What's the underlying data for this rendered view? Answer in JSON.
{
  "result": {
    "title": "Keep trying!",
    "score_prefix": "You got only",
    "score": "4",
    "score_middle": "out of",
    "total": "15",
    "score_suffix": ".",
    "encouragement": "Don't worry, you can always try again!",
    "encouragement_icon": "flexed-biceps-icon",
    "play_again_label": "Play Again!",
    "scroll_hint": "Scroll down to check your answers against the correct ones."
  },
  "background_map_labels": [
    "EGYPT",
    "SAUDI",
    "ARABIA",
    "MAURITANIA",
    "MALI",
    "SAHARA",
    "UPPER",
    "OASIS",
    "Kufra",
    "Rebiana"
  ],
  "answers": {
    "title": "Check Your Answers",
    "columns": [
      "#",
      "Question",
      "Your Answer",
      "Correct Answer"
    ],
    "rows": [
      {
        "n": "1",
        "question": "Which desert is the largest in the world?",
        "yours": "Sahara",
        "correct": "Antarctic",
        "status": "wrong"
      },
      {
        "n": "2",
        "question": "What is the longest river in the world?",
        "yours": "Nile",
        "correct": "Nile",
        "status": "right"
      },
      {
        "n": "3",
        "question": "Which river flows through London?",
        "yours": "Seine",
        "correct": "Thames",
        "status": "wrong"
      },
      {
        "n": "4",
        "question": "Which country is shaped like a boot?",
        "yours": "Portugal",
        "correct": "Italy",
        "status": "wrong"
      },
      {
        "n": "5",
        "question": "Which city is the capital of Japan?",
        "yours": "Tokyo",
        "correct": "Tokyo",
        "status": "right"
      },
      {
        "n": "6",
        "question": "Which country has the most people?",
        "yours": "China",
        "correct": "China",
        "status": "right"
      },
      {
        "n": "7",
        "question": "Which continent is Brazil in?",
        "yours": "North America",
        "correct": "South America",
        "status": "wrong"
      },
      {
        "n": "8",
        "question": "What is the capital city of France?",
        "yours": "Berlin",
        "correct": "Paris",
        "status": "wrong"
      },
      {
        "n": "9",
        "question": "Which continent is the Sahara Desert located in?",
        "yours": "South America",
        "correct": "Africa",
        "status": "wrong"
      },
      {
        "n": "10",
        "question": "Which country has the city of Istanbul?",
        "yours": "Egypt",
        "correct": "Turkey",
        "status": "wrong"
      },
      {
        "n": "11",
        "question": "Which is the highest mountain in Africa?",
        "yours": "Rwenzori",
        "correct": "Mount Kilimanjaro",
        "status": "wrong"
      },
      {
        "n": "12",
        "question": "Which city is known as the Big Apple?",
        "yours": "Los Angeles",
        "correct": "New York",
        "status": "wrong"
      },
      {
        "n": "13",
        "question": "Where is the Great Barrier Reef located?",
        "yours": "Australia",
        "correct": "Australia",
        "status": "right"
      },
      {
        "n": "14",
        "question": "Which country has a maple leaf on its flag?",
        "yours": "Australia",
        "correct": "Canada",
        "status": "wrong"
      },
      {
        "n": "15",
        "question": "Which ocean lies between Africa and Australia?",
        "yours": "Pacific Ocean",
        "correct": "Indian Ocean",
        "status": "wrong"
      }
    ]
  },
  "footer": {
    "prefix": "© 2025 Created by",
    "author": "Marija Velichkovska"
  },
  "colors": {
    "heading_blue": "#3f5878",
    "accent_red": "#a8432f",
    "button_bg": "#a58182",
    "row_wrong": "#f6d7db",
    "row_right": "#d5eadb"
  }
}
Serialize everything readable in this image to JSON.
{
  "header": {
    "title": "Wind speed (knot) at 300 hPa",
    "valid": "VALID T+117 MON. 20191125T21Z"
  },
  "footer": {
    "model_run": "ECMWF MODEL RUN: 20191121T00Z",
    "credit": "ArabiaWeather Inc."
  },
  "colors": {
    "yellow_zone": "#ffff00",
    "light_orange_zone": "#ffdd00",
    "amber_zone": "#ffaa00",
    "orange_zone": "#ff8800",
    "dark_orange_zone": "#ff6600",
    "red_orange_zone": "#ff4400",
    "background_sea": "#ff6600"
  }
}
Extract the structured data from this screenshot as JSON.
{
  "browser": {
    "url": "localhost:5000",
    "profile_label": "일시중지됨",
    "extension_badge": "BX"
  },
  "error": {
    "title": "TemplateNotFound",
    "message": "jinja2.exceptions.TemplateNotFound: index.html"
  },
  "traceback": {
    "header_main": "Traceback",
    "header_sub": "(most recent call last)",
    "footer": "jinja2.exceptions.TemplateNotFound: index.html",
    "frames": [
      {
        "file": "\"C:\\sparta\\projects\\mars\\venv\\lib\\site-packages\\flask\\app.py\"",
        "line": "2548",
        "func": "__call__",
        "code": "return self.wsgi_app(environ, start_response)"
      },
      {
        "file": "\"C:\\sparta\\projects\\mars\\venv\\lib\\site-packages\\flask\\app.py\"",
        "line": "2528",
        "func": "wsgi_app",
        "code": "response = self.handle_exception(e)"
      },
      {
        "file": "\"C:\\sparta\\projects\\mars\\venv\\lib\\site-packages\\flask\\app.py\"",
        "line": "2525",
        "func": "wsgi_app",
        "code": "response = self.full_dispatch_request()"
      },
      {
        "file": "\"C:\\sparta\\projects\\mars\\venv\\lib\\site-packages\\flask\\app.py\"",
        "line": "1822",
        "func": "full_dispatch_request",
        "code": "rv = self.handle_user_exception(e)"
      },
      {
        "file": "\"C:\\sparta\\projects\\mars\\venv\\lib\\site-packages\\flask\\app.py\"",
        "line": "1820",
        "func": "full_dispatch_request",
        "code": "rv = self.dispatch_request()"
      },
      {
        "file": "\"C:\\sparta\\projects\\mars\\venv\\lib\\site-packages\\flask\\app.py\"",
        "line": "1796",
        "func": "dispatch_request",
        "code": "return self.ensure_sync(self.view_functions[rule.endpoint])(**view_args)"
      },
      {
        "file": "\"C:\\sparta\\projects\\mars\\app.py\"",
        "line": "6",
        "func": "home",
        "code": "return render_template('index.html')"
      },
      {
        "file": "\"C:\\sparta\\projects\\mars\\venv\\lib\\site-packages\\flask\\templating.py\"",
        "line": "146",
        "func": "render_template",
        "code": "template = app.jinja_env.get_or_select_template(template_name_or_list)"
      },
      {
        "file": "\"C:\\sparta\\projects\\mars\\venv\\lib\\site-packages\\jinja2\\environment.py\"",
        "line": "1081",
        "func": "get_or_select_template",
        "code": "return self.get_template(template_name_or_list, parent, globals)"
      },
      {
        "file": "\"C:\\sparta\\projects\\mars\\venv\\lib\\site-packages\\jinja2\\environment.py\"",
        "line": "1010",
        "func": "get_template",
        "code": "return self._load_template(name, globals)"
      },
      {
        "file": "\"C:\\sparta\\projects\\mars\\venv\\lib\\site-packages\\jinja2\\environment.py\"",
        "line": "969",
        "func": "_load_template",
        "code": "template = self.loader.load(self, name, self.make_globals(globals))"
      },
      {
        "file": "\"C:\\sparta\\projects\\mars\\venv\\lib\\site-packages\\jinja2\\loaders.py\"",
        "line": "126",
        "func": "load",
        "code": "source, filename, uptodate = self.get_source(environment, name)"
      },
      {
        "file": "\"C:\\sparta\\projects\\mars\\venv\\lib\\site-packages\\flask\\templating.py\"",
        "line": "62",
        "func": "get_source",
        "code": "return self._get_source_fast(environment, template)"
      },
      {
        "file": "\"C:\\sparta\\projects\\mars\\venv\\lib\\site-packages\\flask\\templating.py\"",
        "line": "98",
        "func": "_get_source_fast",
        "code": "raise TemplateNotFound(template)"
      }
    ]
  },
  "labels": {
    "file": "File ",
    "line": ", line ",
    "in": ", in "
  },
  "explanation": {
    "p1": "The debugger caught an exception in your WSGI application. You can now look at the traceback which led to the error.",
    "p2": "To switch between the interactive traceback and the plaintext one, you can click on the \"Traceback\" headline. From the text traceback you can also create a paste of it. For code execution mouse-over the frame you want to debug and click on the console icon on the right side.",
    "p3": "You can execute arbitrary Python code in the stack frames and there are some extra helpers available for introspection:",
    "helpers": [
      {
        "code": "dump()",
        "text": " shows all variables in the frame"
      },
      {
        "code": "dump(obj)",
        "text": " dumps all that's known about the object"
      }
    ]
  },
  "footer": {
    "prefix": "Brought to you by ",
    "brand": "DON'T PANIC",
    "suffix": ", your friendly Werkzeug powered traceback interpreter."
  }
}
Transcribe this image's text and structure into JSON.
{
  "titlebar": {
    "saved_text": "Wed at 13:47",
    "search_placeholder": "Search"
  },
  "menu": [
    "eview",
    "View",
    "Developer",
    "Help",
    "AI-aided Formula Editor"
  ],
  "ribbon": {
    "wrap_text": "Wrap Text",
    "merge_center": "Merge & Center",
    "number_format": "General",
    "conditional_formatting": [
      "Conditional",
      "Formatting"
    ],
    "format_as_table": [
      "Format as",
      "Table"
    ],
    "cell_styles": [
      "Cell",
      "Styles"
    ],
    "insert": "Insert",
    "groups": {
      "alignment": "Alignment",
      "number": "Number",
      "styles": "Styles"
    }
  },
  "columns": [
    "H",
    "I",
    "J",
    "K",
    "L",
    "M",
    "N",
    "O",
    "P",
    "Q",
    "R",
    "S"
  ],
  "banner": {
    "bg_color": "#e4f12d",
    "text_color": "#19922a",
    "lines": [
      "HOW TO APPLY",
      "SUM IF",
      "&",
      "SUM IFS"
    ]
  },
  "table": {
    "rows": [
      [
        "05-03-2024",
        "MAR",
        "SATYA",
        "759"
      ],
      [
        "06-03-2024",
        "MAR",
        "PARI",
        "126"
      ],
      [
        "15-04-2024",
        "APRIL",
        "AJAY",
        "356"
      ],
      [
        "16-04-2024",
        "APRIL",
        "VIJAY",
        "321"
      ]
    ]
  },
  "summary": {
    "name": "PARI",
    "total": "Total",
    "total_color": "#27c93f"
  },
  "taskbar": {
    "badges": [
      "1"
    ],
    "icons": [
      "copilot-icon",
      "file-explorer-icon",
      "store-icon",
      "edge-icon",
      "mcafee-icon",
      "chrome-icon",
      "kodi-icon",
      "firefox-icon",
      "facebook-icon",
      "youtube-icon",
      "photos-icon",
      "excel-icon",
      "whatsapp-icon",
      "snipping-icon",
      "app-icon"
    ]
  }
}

◆ WHAT YOU SHOULD DO
From the entries above, pull out each line that includes "continent".

◆ THE SOLUTION
        "question": "Which continent is Brazil in?",
        "question": "Which continent is the Sahara Desert located in?",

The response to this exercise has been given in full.